(Records from a collection)
★ ★ ★ ★ ★
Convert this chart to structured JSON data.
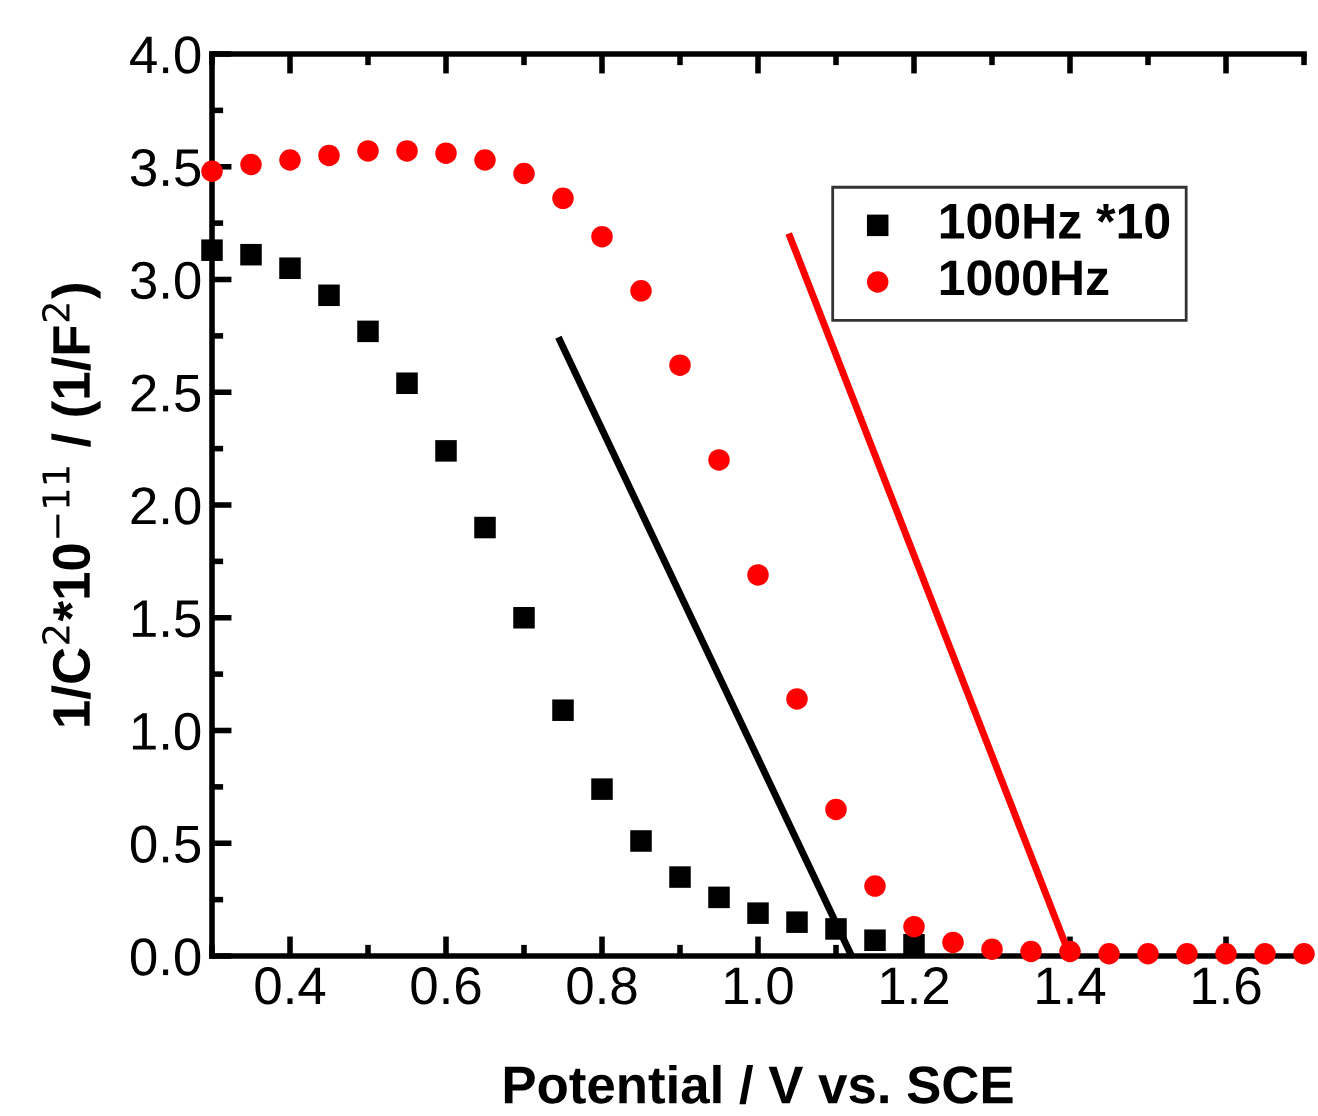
{
  "chart_data": {
    "type": "scatter",
    "xlabel": "Potential / V vs. SCE",
    "ylabel": "1/C$^{2}$*10$^{−11}$ / (1/F$^{2}$)",
    "xlim": [
      0.3,
      1.7
    ],
    "ylim": [
      0,
      4.0
    ],
    "xticks": [
      {
        "value": 0.3,
        "label": null
      },
      0.4,
      {
        "value": 0.5,
        "label": null
      },
      0.6,
      {
        "value": 0.7,
        "label": null
      },
      0.8,
      {
        "value": 0.9,
        "label": null
      },
      {
        "value": 1.0,
        "label": "1.0"
      },
      {
        "value": 1.1,
        "label": null
      },
      1.2,
      {
        "value": 1.3,
        "label": null
      },
      1.4,
      {
        "value": 1.5,
        "label": null
      },
      1.6,
      {
        "value": 1.7,
        "label": null
      }
    ],
    "yticks": [
      {
        "value": 0,
        "label": "0.0"
      },
      {
        "value": 0.25,
        "label": null
      },
      0.5,
      {
        "value": 0.75,
        "label": null
      },
      {
        "value": 1,
        "label": "1.0"
      },
      {
        "value": 1.25,
        "label": null
      },
      1.5,
      {
        "value": 1.75,
        "label": null
      },
      {
        "value": 2,
        "label": "2.0"
      },
      {
        "value": 2.25,
        "label": null
      },
      2.5,
      {
        "value": 2.75,
        "label": null
      },
      {
        "value": 3,
        "label": "3.0"
      },
      {
        "value": 3.25,
        "label": null
      },
      3.5,
      {
        "value": 3.75,
        "label": null
      },
      {
        "value": 4,
        "label": "4.0"
      }
    ],
    "grid": false,
    "legend": "top right",
    "series": [
      {
        "name": "100Hz *10",
        "color": "#000000",
        "marker": "square",
        "x": [
          0.3,
          0.35,
          0.4,
          0.45,
          0.5,
          0.55,
          0.6,
          0.65,
          0.7,
          0.75,
          0.8,
          0.85,
          0.9,
          0.95,
          1.0,
          1.05,
          1.1,
          1.15,
          1.2
        ],
        "values": [
          3.13,
          3.11,
          3.05,
          2.93,
          2.77,
          2.54,
          2.24,
          1.9,
          1.5,
          1.09,
          0.74,
          0.51,
          0.35,
          0.26,
          0.19,
          0.15,
          0.12,
          0.07,
          0.05
        ]
      },
      {
        "name": "1000Hz",
        "color": "#ff0000",
        "marker": "circle",
        "x": [
          0.3,
          0.35,
          0.4,
          0.45,
          0.5,
          0.55,
          0.6,
          0.65,
          0.7,
          0.75,
          0.8,
          0.85,
          0.9,
          0.95,
          1.0,
          1.05,
          1.1,
          1.15,
          1.2,
          1.25,
          1.3,
          1.35,
          1.4,
          1.45,
          1.5,
          1.55,
          1.6,
          1.65,
          1.7
        ],
        "values": [
          3.48,
          3.51,
          3.53,
          3.55,
          3.57,
          3.57,
          3.56,
          3.53,
          3.47,
          3.36,
          3.19,
          2.95,
          2.62,
          2.2,
          1.69,
          1.14,
          0.65,
          0.31,
          0.13,
          0.06,
          0.03,
          0.02,
          0.02,
          0.01,
          0.01,
          0.01,
          0.01,
          0.01,
          0.01
        ]
      },
      {
        "type": "line",
        "color": "#000000",
        "x": [
          0.746,
          1.12
        ],
        "values": [
          2.73,
          0
        ]
      },
      {
        "type": "line",
        "color": "#ff0000",
        "x": [
          1.041,
          1.4
        ],
        "values": [
          3.19,
          0
        ]
      }
    ]
  }
}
★ ★ ★ ★ ★
• Written exercise:
Repeat the entries exactly and keep the pictures out of the copy.

• Answer to the task:
Convert this chart to structured JSON data.
{
  "chart_data": {
    "type": "scatter",
    "xlabel": "Potential / V vs. SCE",
    "ylabel": "1/C$^{2}$*10$^{−11}$ / (1/F$^{2}$)",
    "xlim": [
      0.3,
      1.7
    ],
    "ylim": [
      0,
      4.0
    ],
    "xticks": [
      {
        "value": 0.3,
        "label": null
      },
      0.4,
      {
        "value": 0.5,
        "label": null
      },
      0.6,
      {
        "value": 0.7,
        "label": null
      },
      0.8,
      {
        "value": 0.9,
        "label": null
      },
      {
        "value": 1.0,
        "label": "1.0"
      },
      {
        "value": 1.1,
        "label": null
      },
      1.2,
      {
        "value": 1.3,
        "label": null
      },
      1.4,
      {
        "value": 1.5,
        "label": null
      },
      1.6,
      {
        "value": 1.7,
        "label": null
      }
    ],
    "yticks": [
      {
        "value": 0,
        "label": "0.0"
      },
      {
        "value": 0.25,
        "label": null
      },
      0.5,
      {
        "value": 0.75,
        "label": null
      },
      {
        "value": 1,
        "label": "1.0"
      },
      {
        "value": 1.25,
        "label": null
      },
      1.5,
      {
        "value": 1.75,
        "label": null
      },
      {
        "value": 2,
        "label": "2.0"
      },
      {
        "value": 2.25,
        "label": null
      },
      2.5,
      {
        "value": 2.75,
        "label": null
      },
      {
        "value": 3,
        "label": "3.0"
      },
      {
        "value": 3.25,
        "label": null
      },
      3.5,
      {
        "value": 3.75,
        "label": null
      },
      {
        "value": 4,
        "label": "4.0"
      }
    ],
    "grid": false,
    "legend": "top right",
    "series": [
      {
        "name": "100Hz *10",
        "color": "#000000",
        "marker": "square",
        "x": [
          0.3,
          0.35,
          0.4,
          0.45,
          0.5,
          0.55,
          0.6,
          0.65,
          0.7,
          0.75,
          0.8,
          0.85,
          0.9,
          0.95,
          1.0,
          1.05,
          1.1,
          1.15,
          1.2
        ],
        "values": [
          3.13,
          3.11,
          3.05,
          2.93,
          2.77,
          2.54,
          2.24,
          1.9,
          1.5,
          1.09,
          0.74,
          0.51,
          0.35,
          0.26,
          0.19,
          0.15,
          0.12,
          0.07,
          0.05
        ]
      },
      {
        "name": "1000Hz",
        "color": "#ff0000",
        "marker": "circle",
        "x": [
          0.3,
          0.35,
          0.4,
          0.45,
          0.5,
          0.55,
          0.6,
          0.65,
          0.7,
          0.75,
          0.8,
          0.85,
          0.9,
          0.95,
          1.0,
          1.05,
          1.1,
          1.15,
          1.2,
          1.25,
          1.3,
          1.35,
          1.4,
          1.45,
          1.5,
          1.55,
          1.6,
          1.65,
          1.7
        ],
        "values": [
          3.48,
          3.51,
          3.53,
          3.55,
          3.57,
          3.57,
          3.56,
          3.53,
          3.47,
          3.36,
          3.19,
          2.95,
          2.62,
          2.2,
          1.69,
          1.14,
          0.65,
          0.31,
          0.13,
          0.06,
          0.03,
          0.02,
          0.02,
          0.01,
          0.01,
          0.01,
          0.01,
          0.01,
          0.01
        ]
      },
      {
        "type": "line",
        "color": "#000000",
        "x": [
          0.746,
          1.12
        ],
        "values": [
          2.73,
          0
        ]
      },
      {
        "type": "line",
        "color": "#ff0000",
        "x": [
          1.041,
          1.4
        ],
        "values": [
          3.19,
          0
        ]
      }
    ]
  }
}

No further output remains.